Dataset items
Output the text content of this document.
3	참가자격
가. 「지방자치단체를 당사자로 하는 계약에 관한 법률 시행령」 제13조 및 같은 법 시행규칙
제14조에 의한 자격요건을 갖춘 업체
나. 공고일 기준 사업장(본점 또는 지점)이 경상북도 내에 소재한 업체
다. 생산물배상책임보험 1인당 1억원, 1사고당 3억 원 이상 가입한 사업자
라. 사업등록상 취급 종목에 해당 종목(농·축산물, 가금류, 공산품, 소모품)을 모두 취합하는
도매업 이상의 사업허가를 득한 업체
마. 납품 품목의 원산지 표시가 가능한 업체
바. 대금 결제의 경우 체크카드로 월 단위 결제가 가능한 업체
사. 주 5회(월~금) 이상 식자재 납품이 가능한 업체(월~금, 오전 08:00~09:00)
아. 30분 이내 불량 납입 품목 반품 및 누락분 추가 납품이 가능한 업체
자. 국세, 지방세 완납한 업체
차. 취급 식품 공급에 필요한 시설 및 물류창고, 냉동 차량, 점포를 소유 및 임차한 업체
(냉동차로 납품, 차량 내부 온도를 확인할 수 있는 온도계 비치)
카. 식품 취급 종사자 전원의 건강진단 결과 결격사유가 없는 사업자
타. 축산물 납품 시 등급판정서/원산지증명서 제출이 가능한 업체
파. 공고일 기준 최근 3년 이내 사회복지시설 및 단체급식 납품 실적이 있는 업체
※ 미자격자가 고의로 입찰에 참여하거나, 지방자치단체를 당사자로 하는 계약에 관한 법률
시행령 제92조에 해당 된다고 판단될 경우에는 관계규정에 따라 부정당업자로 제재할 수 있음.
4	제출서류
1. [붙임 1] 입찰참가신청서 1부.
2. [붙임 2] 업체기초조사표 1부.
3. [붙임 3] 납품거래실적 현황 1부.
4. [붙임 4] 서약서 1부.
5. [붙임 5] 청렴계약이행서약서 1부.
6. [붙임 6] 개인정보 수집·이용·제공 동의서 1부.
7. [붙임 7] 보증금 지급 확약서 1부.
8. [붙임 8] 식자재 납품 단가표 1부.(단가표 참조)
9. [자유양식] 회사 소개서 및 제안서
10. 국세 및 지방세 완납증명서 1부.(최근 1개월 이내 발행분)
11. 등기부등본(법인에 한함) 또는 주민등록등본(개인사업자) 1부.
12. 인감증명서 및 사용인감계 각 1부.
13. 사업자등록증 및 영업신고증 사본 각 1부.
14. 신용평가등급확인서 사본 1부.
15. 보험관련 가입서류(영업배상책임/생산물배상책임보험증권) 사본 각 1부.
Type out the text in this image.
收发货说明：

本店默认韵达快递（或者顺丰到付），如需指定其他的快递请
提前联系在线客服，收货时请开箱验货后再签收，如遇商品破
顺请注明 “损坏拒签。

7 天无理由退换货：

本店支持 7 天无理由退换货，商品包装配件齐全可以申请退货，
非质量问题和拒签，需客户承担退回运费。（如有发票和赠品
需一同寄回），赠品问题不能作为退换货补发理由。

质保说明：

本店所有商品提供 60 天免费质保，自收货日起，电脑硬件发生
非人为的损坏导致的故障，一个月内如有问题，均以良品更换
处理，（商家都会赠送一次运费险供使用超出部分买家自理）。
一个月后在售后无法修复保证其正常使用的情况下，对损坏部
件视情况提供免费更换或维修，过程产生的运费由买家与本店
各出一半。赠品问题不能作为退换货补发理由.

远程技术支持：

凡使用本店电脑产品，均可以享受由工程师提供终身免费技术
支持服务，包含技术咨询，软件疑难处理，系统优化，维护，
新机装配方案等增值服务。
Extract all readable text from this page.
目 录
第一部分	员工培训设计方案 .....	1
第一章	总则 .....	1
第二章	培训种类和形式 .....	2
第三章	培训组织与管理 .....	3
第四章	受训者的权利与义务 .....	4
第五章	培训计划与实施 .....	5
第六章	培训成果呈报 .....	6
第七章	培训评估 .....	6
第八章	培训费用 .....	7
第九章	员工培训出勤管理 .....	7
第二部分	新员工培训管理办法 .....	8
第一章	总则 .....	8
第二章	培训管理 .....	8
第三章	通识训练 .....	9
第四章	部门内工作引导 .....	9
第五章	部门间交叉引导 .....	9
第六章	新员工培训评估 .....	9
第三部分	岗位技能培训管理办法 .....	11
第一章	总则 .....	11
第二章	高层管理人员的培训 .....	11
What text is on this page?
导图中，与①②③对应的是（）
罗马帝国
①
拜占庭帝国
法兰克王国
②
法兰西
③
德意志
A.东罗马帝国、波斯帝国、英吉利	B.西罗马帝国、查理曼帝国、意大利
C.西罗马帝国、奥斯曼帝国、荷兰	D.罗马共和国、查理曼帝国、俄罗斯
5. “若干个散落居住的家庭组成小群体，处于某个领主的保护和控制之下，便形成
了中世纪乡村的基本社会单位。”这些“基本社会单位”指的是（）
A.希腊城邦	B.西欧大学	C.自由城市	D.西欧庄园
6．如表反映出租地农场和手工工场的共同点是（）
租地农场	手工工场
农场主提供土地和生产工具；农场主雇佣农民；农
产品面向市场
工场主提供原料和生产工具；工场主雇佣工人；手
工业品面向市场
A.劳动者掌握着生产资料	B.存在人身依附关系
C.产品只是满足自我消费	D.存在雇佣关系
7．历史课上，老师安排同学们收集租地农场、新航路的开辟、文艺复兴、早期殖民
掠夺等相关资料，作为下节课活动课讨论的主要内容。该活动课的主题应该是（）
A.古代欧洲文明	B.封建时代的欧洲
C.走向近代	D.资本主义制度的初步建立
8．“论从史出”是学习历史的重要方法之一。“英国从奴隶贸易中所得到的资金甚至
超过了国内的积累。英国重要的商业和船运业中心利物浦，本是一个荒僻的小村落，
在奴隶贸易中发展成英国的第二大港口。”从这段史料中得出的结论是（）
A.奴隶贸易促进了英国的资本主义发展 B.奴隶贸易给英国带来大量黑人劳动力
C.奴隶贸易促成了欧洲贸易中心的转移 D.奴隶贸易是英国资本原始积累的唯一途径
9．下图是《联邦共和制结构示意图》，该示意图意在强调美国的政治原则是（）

- Aim -
Reproduce each entry exactly, leaving out nothing.

- Solution to this problem -
Output the text content of this document.
3	참가자격
가. 「지방자치단체를 당사자로 하는 계약에 관한 법률 시행령」 제13조 및 같은 법 시행규칙
제14조에 의한 자격요건을 갖춘 업체
나. 공고일 기준 사업장(본점 또는 지점)이 경상북도 내에 소재한 업체
다. 생산물배상책임보험 1인당 1억원, 1사고당 3억 원 이상 가입한 사업자
라. 사업등록상 취급 종목에 해당 종목(농·축산물, 가금류, 공산품, 소모품)을 모두 취합하는
도매업 이상의 사업허가를 득한 업체
마. 납품 품목의 원산지 표시가 가능한 업체
바. 대금 결제의 경우 체크카드로 월 단위 결제가 가능한 업체
사. 주 5회(월~금) 이상 식자재 납품이 가능한 업체(월~금, 오전 08:00~09:00)
아. 30분 이내 불량 납입 품목 반품 및 누락분 추가 납품이 가능한 업체
자. 국세, 지방세 완납한 업체
차. 취급 식품 공급에 필요한 시설 및 물류창고, 냉동 차량, 점포를 소유 및 임차한 업체
(냉동차로 납품, 차량 내부 온도를 확인할 수 있는 온도계 비치)
카. 식품 취급 종사자 전원의 건강진단 결과 결격사유가 없는 사업자
타. 축산물 납품 시 등급판정서/원산지증명서 제출이 가능한 업체
파. 공고일 기준 최근 3년 이내 사회복지시설 및 단체급식 납품 실적이 있는 업체
※ 미자격자가 고의로 입찰에 참여하거나, 지방자치단체를 당사자로 하는 계약에 관한 법률
시행령 제92조에 해당 된다고 판단될 경우에는 관계규정에 따라 부정당업자로 제재할 수 있음.
4	제출서류
1. [붙임 1] 입찰참가신청서 1부.
2. [붙임 2] 업체기초조사표 1부.
3. [붙임 3] 납품거래실적 현황 1부.
4. [붙임 4] 서약서 1부.
5. [붙임 5] 청렴계약이행서약서 1부.
6. [붙임 6] 개인정보 수집·이용·제공 동의서 1부.
7. [붙임 7] 보증금 지급 확약서 1부.
8. [붙임 8] 식자재 납품 단가표 1부.(단가표 참조)
9. [자유양식] 회사 소개서 및 제안서
10. 국세 및 지방세 완납증명서 1부.(최근 1개월 이내 발행분)
11. 등기부등본(법인에 한함) 또는 주민등록등본(개인사업자) 1부.
12. 인감증명서 및 사용인감계 각 1부.
13. 사업자등록증 및 영업신고증 사본 각 1부.
14. 신용평가등급확인서 사본 1부.
15. 보험관련 가입서류(영업배상책임/생산물배상책임보험증권) 사본 각 1부.
Type out the text in this image.
收发货说明：

本店默认韵达快递（或者顺丰到付），如需指定其他的快递请
提前联系在线客服，收货时请开箱验货后再签收，如遇商品破
顺请注明 “损坏拒签。

7 天无理由退换货：

本店支持 7 天无理由退换货，商品包装配件齐全可以申请退货，
非质量问题和拒签，需客户承担退回运费。（如有发票和赠品
需一同寄回），赠品问题不能作为退换货补发理由。

质保说明：

本店所有商品提供 60 天免费质保，自收货日起，电脑硬件发生
非人为的损坏导致的故障，一个月内如有问题，均以良品更换
处理，（商家都会赠送一次运费险供使用超出部分买家自理）。
一个月后在售后无法修复保证其正常使用的情况下，对损坏部
件视情况提供免费更换或维修，过程产生的运费由买家与本店
各出一半。赠品问题不能作为退换货补发理由.

远程技术支持：

凡使用本店电脑产品，均可以享受由工程师提供终身免费技术
支持服务，包含技术咨询，软件疑难处理，系统优化，维护，
新机装配方案等增值服务。
Extract all readable text from this page.
目 录
第一部分	员工培训设计方案 .....	1
第一章	总则 .....	1
第二章	培训种类和形式 .....	2
第三章	培训组织与管理 .....	3
第四章	受训者的权利与义务 .....	4
第五章	培训计划与实施 .....	5
第六章	培训成果呈报 .....	6
第七章	培训评估 .....	6
第八章	培训费用 .....	7
第九章	员工培训出勤管理 .....	7
第二部分	新员工培训管理办法 .....	8
第一章	总则 .....	8
第二章	培训管理 .....	8
第三章	通识训练 .....	9
第四章	部门内工作引导 .....	9
第五章	部门间交叉引导 .....	9
第六章	新员工培训评估 .....	9
第三部分	岗位技能培训管理办法 .....	11
第一章	总则 .....	11
第二章	高层管理人员的培训 .....	11
What text is on this page?
导图中，与①②③对应的是（）
罗马帝国
①
拜占庭帝国
法兰克王国
②
法兰西
③
德意志
A.东罗马帝国、波斯帝国、英吉利	B.西罗马帝国、查理曼帝国、意大利
C.西罗马帝国、奥斯曼帝国、荷兰	D.罗马共和国、查理曼帝国、俄罗斯
5. “若干个散落居住的家庭组成小群体，处于某个领主的保护和控制之下，便形成
了中世纪乡村的基本社会单位。”这些“基本社会单位”指的是（）
A.希腊城邦	B.西欧大学	C.自由城市	D.西欧庄园
6．如表反映出租地农场和手工工场的共同点是（）
租地农场	手工工场
农场主提供土地和生产工具；农场主雇佣农民；农
产品面向市场
工场主提供原料和生产工具；工场主雇佣工人；手
工业品面向市场
A.劳动者掌握着生产资料	B.存在人身依附关系
C.产品只是满足自我消费	D.存在雇佣关系
7．历史课上，老师安排同学们收集租地农场、新航路的开辟、文艺复兴、早期殖民
掠夺等相关资料，作为下节课活动课讨论的主要内容。该活动课的主题应该是（）
A.古代欧洲文明	B.封建时代的欧洲
C.走向近代	D.资本主义制度的初步建立
8．“论从史出”是学习历史的重要方法之一。“英国从奴隶贸易中所得到的资金甚至
超过了国内的积累。英国重要的商业和船运业中心利物浦，本是一个荒僻的小村落，
在奴隶贸易中发展成英国的第二大港口。”从这段史料中得出的结论是（）
A.奴隶贸易促进了英国的资本主义发展 B.奴隶贸易给英国带来大量黑人劳动力
C.奴隶贸易促成了欧洲贸易中心的转移 D.奴隶贸易是英国资本原始积累的唯一途径
9．下图是《联邦共和制结构示意图》，该示意图意在强调美国的政治原则是（）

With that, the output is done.